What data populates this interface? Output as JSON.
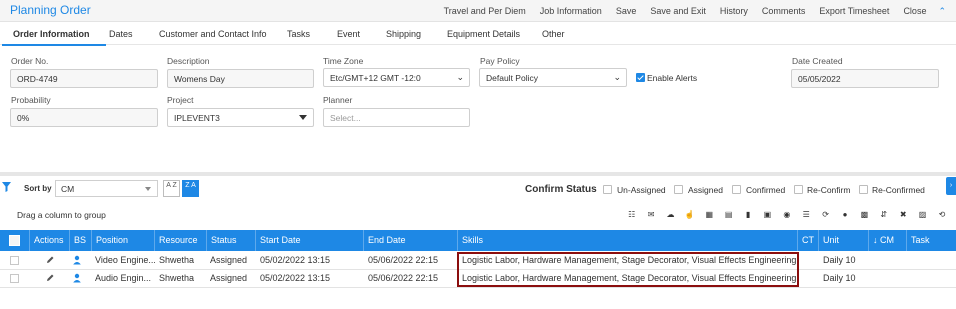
{
  "window": {
    "title": "Planning Order",
    "actions": [
      "Travel and Per Diem",
      "Job Information",
      "Save",
      "Save and Exit",
      "History",
      "Comments",
      "Export Timesheet",
      "Close"
    ],
    "collapse_icon": "chevron-up-icon"
  },
  "tabs": [
    {
      "label": "Order Information",
      "active": true
    },
    {
      "label": "Dates"
    },
    {
      "label": "Customer and Contact Info"
    },
    {
      "label": "Tasks"
    },
    {
      "label": "Event"
    },
    {
      "label": "Shipping"
    },
    {
      "label": "Equipment Details"
    },
    {
      "label": "Other"
    }
  ],
  "form": {
    "order_no": {
      "label": "Order No.",
      "value": "ORD-4749"
    },
    "description": {
      "label": "Description",
      "value": "Womens Day"
    },
    "time_zone": {
      "label": "Time Zone",
      "value": "Etc/GMT+12 GMT -12:0"
    },
    "pay_policy": {
      "label": "Pay Policy",
      "value": "Default Policy"
    },
    "enable_alerts": {
      "label": "Enable Alerts",
      "checked": true
    },
    "date_created": {
      "label": "Date Created",
      "value": "05/05/2022"
    },
    "probability": {
      "label": "Probability",
      "value": "0%"
    },
    "project": {
      "label": "Project",
      "value": "IPLEVENT3"
    },
    "planner": {
      "label": "Planner",
      "placeholder": "Select..."
    }
  },
  "toolbar": {
    "sort_by_label": "Sort by",
    "sort_by_value": "CM",
    "sort_asc_label": "A Z",
    "sort_desc_label": "Z A",
    "confirm_status_label": "Confirm Status",
    "status_filters": [
      "Un-Assigned",
      "Assigned",
      "Confirmed",
      "Re-Confirm",
      "Re-Confirmed"
    ],
    "drag_group_label": "Drag a column to group",
    "icons": [
      "assign-icon",
      "email-icon",
      "cloud-icon",
      "thumbs-up-icon",
      "grid-icon",
      "card-icon",
      "bar-chart-icon",
      "id-card-icon",
      "target-icon",
      "list-icon",
      "refresh-icon",
      "user-icon",
      "calendar-icon",
      "transfer-icon",
      "delete-icon",
      "lock-icon",
      "sync-icon"
    ]
  },
  "grid": {
    "columns": [
      "Actions",
      "BS",
      "Position",
      "Resource",
      "Status",
      "Start Date",
      "End Date",
      "Skills",
      "CT",
      "Unit",
      "↓ CM",
      "Task"
    ],
    "rows": [
      {
        "position": "Video Engine...",
        "resource": "Shwetha",
        "status": "Assigned",
        "start_date": "05/02/2022 13:15",
        "end_date": "05/06/2022 22:15",
        "skills": "Logistic Labor, Hardware Management, Stage Decorator, Visual Effects Engineering, ...",
        "ct": "",
        "unit": "Daily 10",
        "cm": "",
        "task": ""
      },
      {
        "position": "Audio Engin...",
        "resource": "Shwetha",
        "status": "Assigned",
        "start_date": "05/02/2022 13:15",
        "end_date": "05/06/2022 22:15",
        "skills": "Logistic Labor, Hardware Management, Stage Decorator, Visual Effects Engineering, ...",
        "ct": "",
        "unit": "Daily 10",
        "cm": "",
        "task": ""
      }
    ]
  },
  "colors": {
    "accent": "#1e88e5",
    "highlight_border": "#8b0e0e"
  }
}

Problem requirements
Leave the pictures out and write out every entry exactly as given.

Output for this task
What data populates this interface? Output as JSON.
{
  "window": {
    "title": "Planning Order",
    "actions": [
      "Travel and Per Diem",
      "Job Information",
      "Save",
      "Save and Exit",
      "History",
      "Comments",
      "Export Timesheet",
      "Close"
    ],
    "collapse_icon": "chevron-up-icon"
  },
  "tabs": [
    {
      "label": "Order Information",
      "active": true
    },
    {
      "label": "Dates"
    },
    {
      "label": "Customer and Contact Info"
    },
    {
      "label": "Tasks"
    },
    {
      "label": "Event"
    },
    {
      "label": "Shipping"
    },
    {
      "label": "Equipment Details"
    },
    {
      "label": "Other"
    }
  ],
  "form": {
    "order_no": {
      "label": "Order No.",
      "value": "ORD-4749"
    },
    "description": {
      "label": "Description",
      "value": "Womens Day"
    },
    "time_zone": {
      "label": "Time Zone",
      "value": "Etc/GMT+12 GMT -12:0"
    },
    "pay_policy": {
      "label": "Pay Policy",
      "value": "Default Policy"
    },
    "enable_alerts": {
      "label": "Enable Alerts",
      "checked": true
    },
    "date_created": {
      "label": "Date Created",
      "value": "05/05/2022"
    },
    "probability": {
      "label": "Probability",
      "value": "0%"
    },
    "project": {
      "label": "Project",
      "value": "IPLEVENT3"
    },
    "planner": {
      "label": "Planner",
      "placeholder": "Select..."
    }
  },
  "toolbar": {
    "sort_by_label": "Sort by",
    "sort_by_value": "CM",
    "sort_asc_label": "A Z",
    "sort_desc_label": "Z A",
    "confirm_status_label": "Confirm Status",
    "status_filters": [
      "Un-Assigned",
      "Assigned",
      "Confirmed",
      "Re-Confirm",
      "Re-Confirmed"
    ],
    "drag_group_label": "Drag a column to group",
    "icons": [
      "assign-icon",
      "email-icon",
      "cloud-icon",
      "thumbs-up-icon",
      "grid-icon",
      "card-icon",
      "bar-chart-icon",
      "id-card-icon",
      "target-icon",
      "list-icon",
      "refresh-icon",
      "user-icon",
      "calendar-icon",
      "transfer-icon",
      "delete-icon",
      "lock-icon",
      "sync-icon"
    ]
  },
  "grid": {
    "columns": [
      "Actions",
      "BS",
      "Position",
      "Resource",
      "Status",
      "Start Date",
      "End Date",
      "Skills",
      "CT",
      "Unit",
      "↓ CM",
      "Task"
    ],
    "rows": [
      {
        "position": "Video Engine...",
        "resource": "Shwetha",
        "status": "Assigned",
        "start_date": "05/02/2022 13:15",
        "end_date": "05/06/2022 22:15",
        "skills": "Logistic Labor, Hardware Management, Stage Decorator, Visual Effects Engineering, ...",
        "ct": "",
        "unit": "Daily 10",
        "cm": "",
        "task": ""
      },
      {
        "position": "Audio Engin...",
        "resource": "Shwetha",
        "status": "Assigned",
        "start_date": "05/02/2022 13:15",
        "end_date": "05/06/2022 22:15",
        "skills": "Logistic Labor, Hardware Management, Stage Decorator, Visual Effects Engineering, ...",
        "ct": "",
        "unit": "Daily 10",
        "cm": "",
        "task": ""
      }
    ]
  },
  "colors": {
    "accent": "#1e88e5",
    "highlight_border": "#8b0e0e"
  }
}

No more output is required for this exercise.